**THE PROBLEM:** Only lines holding the string "JSON" are wanted; copy each one from the material.

--- Start TASK DATA ---

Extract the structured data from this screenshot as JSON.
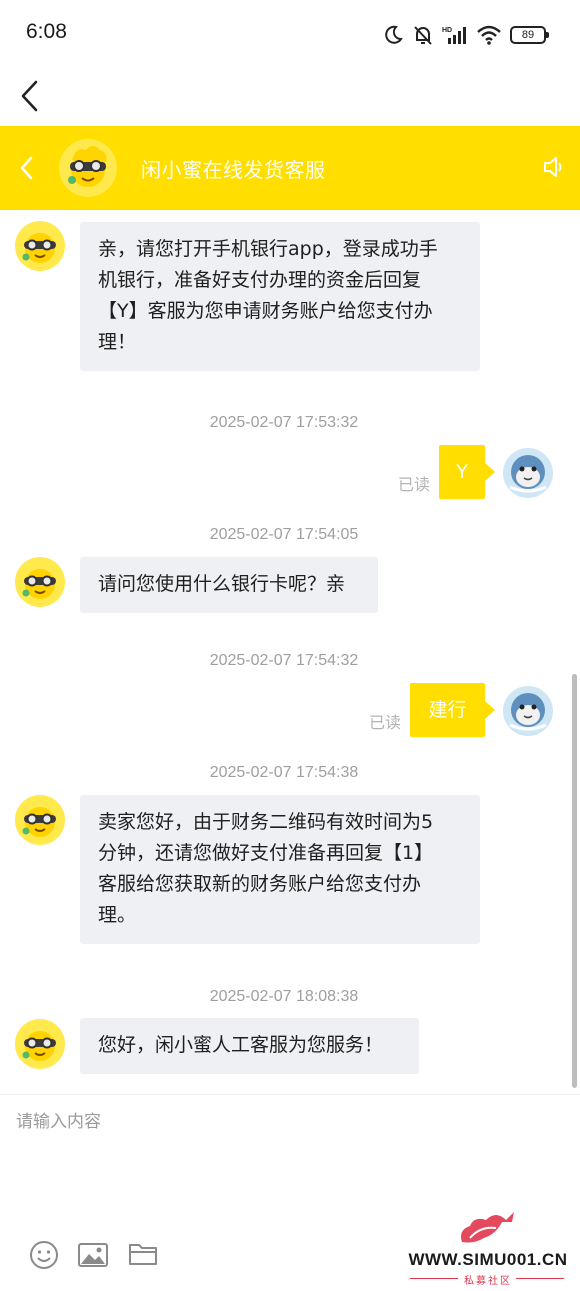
{
  "status_bar": {
    "time": "6:08",
    "battery": "89"
  },
  "header": {
    "title": "闲小蜜在线发货客服"
  },
  "messages": [
    {
      "lines": [
        "亲，请您打开手机银行app，登录成功手",
        "机银行，准备好支付办理的资金后回复",
        "【Y】客服为您申请财务账户给您支付办",
        "理！"
      ]
    },
    {
      "timestamp": "2025-02-07 17:53:32",
      "text": "Y",
      "status": "已读"
    },
    {
      "timestamp": "2025-02-07 17:54:05",
      "text": "请问您使用什么银行卡呢？亲"
    },
    {
      "timestamp": "2025-02-07 17:54:32",
      "text": "建行",
      "status": "已读"
    },
    {
      "timestamp": "2025-02-07 17:54:38",
      "lines": [
        "卖家您好，由于财务二维码有效时间为5",
        "分钟，还请您做好支付准备再回复【1】",
        "客服给您获取新的财务账户给您支付办",
        "理。"
      ]
    },
    {
      "timestamp": "2025-02-07 18:08:38",
      "text": "您好，闲小蜜人工客服为您服务！"
    }
  ],
  "input": {
    "placeholder": "请输入内容"
  },
  "watermark": {
    "url": "WWW.SIMU001.CN",
    "subtitle": "私募社区"
  },
  "colors": {
    "brand_yellow": "#ffde00",
    "bubble_gray": "#eef0f3",
    "read_text": "#b4b4b4"
  }
}
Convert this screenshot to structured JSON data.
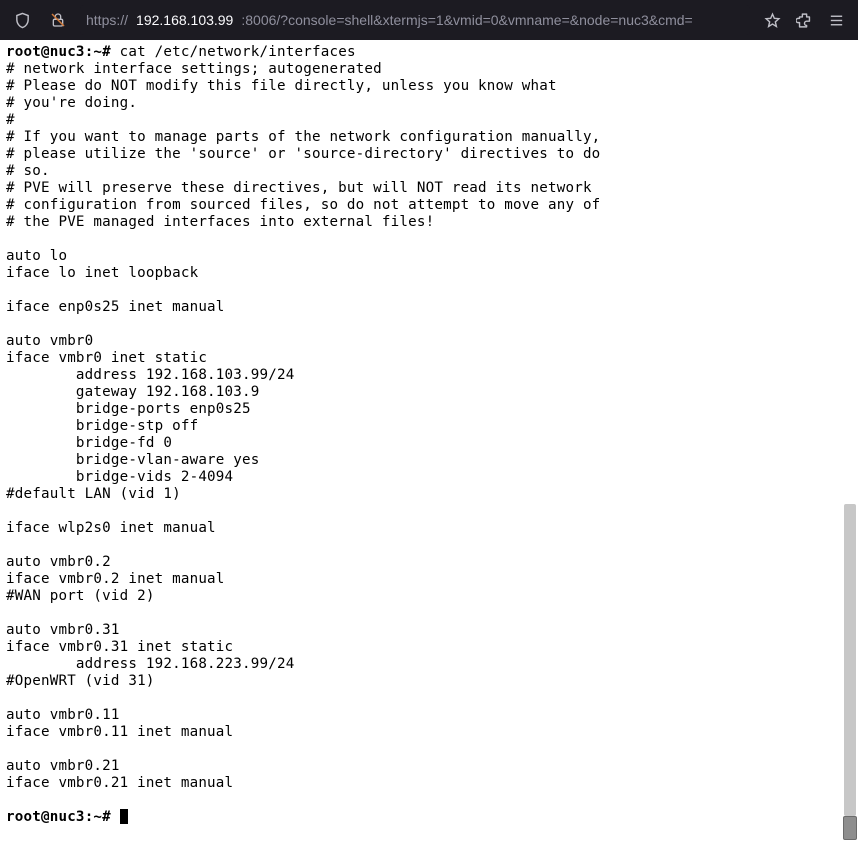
{
  "address_bar": {
    "protocol": "https://",
    "host": "192.168.103.99",
    "rest": ":8006/?console=shell&xtermjs=1&vmid=0&vmname=&node=nuc3&cmd="
  },
  "terminal": {
    "prompt1_user": "root@nuc3",
    "prompt1_suffix": ":~# ",
    "command": "cat /etc/network/interfaces",
    "body": "# network interface settings; autogenerated\n# Please do NOT modify this file directly, unless you know what\n# you're doing.\n#\n# If you want to manage parts of the network configuration manually,\n# please utilize the 'source' or 'source-directory' directives to do\n# so.\n# PVE will preserve these directives, but will NOT read its network\n# configuration from sourced files, so do not attempt to move any of\n# the PVE managed interfaces into external files!\n\nauto lo\niface lo inet loopback\n\niface enp0s25 inet manual\n\nauto vmbr0\niface vmbr0 inet static\n        address 192.168.103.99/24\n        gateway 192.168.103.9\n        bridge-ports enp0s25\n        bridge-stp off\n        bridge-fd 0\n        bridge-vlan-aware yes\n        bridge-vids 2-4094\n#default LAN (vid 1)\n\niface wlp2s0 inet manual\n\nauto vmbr0.2\niface vmbr0.2 inet manual\n#WAN port (vid 2)\n\nauto vmbr0.31\niface vmbr0.31 inet static\n        address 192.168.223.99/24\n#OpenWRT (vid 31)\n\nauto vmbr0.11\niface vmbr0.11 inet manual\n\nauto vmbr0.21\niface vmbr0.21 inet manual\n",
    "prompt2_user": "root@nuc3",
    "prompt2_suffix": ":~# "
  }
}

--- End TASK DATA ---

**ANSWER TO THE PROBLEM:**
Extract the structured data from this screenshot as JSON.
Convert this screenshot to structured JSON data.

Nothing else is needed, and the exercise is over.